INSTRUCTIONS TO FOLLOW: Reproduce every entry exactly as shown.

Extracted data entries:
## Start
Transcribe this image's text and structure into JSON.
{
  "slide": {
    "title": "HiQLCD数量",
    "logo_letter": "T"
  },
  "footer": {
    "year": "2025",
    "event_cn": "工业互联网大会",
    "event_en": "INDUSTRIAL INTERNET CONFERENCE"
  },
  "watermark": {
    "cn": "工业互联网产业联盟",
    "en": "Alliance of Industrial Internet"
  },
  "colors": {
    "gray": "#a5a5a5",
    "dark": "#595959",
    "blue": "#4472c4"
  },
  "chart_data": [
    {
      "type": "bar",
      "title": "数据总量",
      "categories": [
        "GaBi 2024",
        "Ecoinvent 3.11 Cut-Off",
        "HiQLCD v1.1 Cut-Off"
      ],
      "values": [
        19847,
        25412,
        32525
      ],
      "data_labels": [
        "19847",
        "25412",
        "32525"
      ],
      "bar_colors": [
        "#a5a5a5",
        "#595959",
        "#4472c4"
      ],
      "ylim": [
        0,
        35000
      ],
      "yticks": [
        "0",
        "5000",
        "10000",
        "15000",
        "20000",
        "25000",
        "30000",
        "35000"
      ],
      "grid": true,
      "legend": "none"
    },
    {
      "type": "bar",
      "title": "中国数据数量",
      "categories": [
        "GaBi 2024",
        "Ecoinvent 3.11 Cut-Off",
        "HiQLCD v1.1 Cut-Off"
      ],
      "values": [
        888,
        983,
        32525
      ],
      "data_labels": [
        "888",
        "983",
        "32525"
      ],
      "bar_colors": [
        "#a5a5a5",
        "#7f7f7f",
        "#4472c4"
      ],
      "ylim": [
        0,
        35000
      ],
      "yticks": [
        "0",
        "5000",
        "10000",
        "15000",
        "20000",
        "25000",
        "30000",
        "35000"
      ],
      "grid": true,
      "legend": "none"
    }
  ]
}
## End
TASK OUTPUT:
Transcribe this image's text and structure into JSON.
{
  "slide": {
    "title": "HiQLCD数量",
    "logo_letter": "T"
  },
  "footer": {
    "year": "2025",
    "event_cn": "工业互联网大会",
    "event_en": "INDUSTRIAL INTERNET CONFERENCE"
  },
  "watermark": {
    "cn": "工业互联网产业联盟",
    "en": "Alliance of Industrial Internet"
  },
  "colors": {
    "gray": "#a5a5a5",
    "dark": "#595959",
    "blue": "#4472c4"
  },
  "chart_data": [
    {
      "type": "bar",
      "title": "数据总量",
      "categories": [
        "GaBi 2024",
        "Ecoinvent 3.11 Cut-Off",
        "HiQLCD v1.1 Cut-Off"
      ],
      "values": [
        19847,
        25412,
        32525
      ],
      "data_labels": [
        "19847",
        "25412",
        "32525"
      ],
      "bar_colors": [
        "#a5a5a5",
        "#595959",
        "#4472c4"
      ],
      "ylim": [
        0,
        35000
      ],
      "yticks": [
        "0",
        "5000",
        "10000",
        "15000",
        "20000",
        "25000",
        "30000",
        "35000"
      ],
      "grid": true,
      "legend": "none"
    },
    {
      "type": "bar",
      "title": "中国数据数量",
      "categories": [
        "GaBi 2024",
        "Ecoinvent 3.11 Cut-Off",
        "HiQLCD v1.1 Cut-Off"
      ],
      "values": [
        888,
        983,
        32525
      ],
      "data_labels": [
        "888",
        "983",
        "32525"
      ],
      "bar_colors": [
        "#a5a5a5",
        "#7f7f7f",
        "#4472c4"
      ],
      "ylim": [
        0,
        35000
      ],
      "yticks": [
        "0",
        "5000",
        "10000",
        "15000",
        "20000",
        "25000",
        "30000",
        "35000"
      ],
      "grid": true,
      "legend": "none"
    }
  ]
}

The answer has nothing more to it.